EXERCISE BRIEF:
Please reproduce all of the lines below, word for word and in full.

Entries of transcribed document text
# # # #

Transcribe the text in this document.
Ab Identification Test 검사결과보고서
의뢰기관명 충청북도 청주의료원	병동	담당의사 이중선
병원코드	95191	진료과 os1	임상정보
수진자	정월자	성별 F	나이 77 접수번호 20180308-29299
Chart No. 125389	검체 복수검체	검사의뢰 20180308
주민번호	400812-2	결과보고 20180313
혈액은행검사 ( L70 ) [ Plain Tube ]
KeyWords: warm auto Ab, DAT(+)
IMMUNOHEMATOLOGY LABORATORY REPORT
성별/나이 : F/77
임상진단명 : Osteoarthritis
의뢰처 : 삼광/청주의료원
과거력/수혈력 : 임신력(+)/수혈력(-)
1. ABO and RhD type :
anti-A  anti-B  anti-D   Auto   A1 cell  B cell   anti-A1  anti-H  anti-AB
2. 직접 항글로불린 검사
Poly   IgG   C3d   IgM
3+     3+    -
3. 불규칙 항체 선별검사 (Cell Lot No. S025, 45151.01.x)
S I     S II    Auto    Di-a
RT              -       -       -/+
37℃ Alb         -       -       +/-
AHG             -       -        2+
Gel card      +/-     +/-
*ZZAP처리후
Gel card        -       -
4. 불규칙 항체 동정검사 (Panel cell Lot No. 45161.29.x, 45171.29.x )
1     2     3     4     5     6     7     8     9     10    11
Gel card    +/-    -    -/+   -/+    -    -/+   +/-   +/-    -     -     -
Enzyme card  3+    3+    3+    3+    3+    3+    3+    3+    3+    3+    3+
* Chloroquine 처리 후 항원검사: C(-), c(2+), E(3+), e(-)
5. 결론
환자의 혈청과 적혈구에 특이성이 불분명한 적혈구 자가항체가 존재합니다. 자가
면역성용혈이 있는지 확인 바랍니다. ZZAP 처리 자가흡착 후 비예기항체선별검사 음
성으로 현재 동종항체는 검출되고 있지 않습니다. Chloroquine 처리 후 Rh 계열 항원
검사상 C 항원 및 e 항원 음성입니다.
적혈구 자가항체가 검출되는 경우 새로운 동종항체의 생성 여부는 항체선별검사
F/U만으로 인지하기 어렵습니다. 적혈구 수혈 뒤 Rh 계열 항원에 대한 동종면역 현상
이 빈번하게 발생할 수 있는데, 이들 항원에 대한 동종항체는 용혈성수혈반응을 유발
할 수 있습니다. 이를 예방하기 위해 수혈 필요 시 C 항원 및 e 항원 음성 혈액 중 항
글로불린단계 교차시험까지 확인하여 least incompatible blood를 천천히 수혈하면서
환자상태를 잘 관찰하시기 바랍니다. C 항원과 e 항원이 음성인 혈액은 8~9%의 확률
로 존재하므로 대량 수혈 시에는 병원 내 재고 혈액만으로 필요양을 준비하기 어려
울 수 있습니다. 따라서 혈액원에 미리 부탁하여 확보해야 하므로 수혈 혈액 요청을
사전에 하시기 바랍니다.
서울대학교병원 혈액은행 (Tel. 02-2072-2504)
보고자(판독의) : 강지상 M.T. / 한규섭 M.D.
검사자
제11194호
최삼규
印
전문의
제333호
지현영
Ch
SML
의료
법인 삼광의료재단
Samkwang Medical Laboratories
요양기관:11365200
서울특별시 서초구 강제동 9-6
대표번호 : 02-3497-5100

# # # #

ANSWER TO THE EXERCISE:
Transcribe the text in this document.
Ab Identification Test 검사결과보고서
의뢰기관명 충청북도 청주의료원	병동	담당의사 이중선
병원코드	95191	진료과 os1	임상정보
수진자	정월자	성별 F	나이 77 접수번호 20180308-29299
Chart No. 125389	검체 복수검체	검사의뢰 20180308
주민번호	400812-2	결과보고 20180313
혈액은행검사 ( L70 ) [ Plain Tube ]
KeyWords: warm auto Ab, DAT(+)
IMMUNOHEMATOLOGY LABORATORY REPORT
성별/나이 : F/77
임상진단명 : Osteoarthritis
의뢰처 : 삼광/청주의료원
과거력/수혈력 : 임신력(+)/수혈력(-)
1. ABO and RhD type :
anti-A  anti-B  anti-D   Auto   A1 cell  B cell   anti-A1  anti-H  anti-AB
2. 직접 항글로불린 검사
Poly   IgG   C3d   IgM
3+     3+    -
3. 불규칙 항체 선별검사 (Cell Lot No. S025, 45151.01.x)
S I     S II    Auto    Di-a
RT              -       -       -/+
37℃ Alb         -       -       +/-
AHG             -       -        2+
Gel card      +/-     +/-
*ZZAP처리후
Gel card        -       -
4. 불규칙 항체 동정검사 (Panel cell Lot No. 45161.29.x, 45171.29.x )
1     2     3     4     5     6     7     8     9     10    11
Gel card    +/-    -    -/+   -/+    -    -/+   +/-   +/-    -     -     -
Enzyme card  3+    3+    3+    3+    3+    3+    3+    3+    3+    3+    3+
* Chloroquine 처리 후 항원검사: C(-), c(2+), E(3+), e(-)
5. 결론
환자의 혈청과 적혈구에 특이성이 불분명한 적혈구 자가항체가 존재합니다. 자가
면역성용혈이 있는지 확인 바랍니다. ZZAP 처리 자가흡착 후 비예기항체선별검사 음
성으로 현재 동종항체는 검출되고 있지 않습니다. Chloroquine 처리 후 Rh 계열 항원
검사상 C 항원 및 e 항원 음성입니다.
적혈구 자가항체가 검출되는 경우 새로운 동종항체의 생성 여부는 항체선별검사
F/U만으로 인지하기 어렵습니다. 적혈구 수혈 뒤 Rh 계열 항원에 대한 동종면역 현상
이 빈번하게 발생할 수 있는데, 이들 항원에 대한 동종항체는 용혈성수혈반응을 유발
할 수 있습니다. 이를 예방하기 위해 수혈 필요 시 C 항원 및 e 항원 음성 혈액 중 항
글로불린단계 교차시험까지 확인하여 least incompatible blood를 천천히 수혈하면서
환자상태를 잘 관찰하시기 바랍니다. C 항원과 e 항원이 음성인 혈액은 8~9%의 확률
로 존재하므로 대량 수혈 시에는 병원 내 재고 혈액만으로 필요양을 준비하기 어려
울 수 있습니다. 따라서 혈액원에 미리 부탁하여 확보해야 하므로 수혈 혈액 요청을
사전에 하시기 바랍니다.
서울대학교병원 혈액은행 (Tel. 02-2072-2504)
보고자(판독의) : 강지상 M.T. / 한규섭 M.D.
검사자
제11194호
최삼규
印
전문의
제333호
지현영
Ch
SML
의료
법인 삼광의료재단
Samkwang Medical Laboratories
요양기관:11365200
서울특별시 서초구 강제동 9-6
대표번호 : 02-3497-5100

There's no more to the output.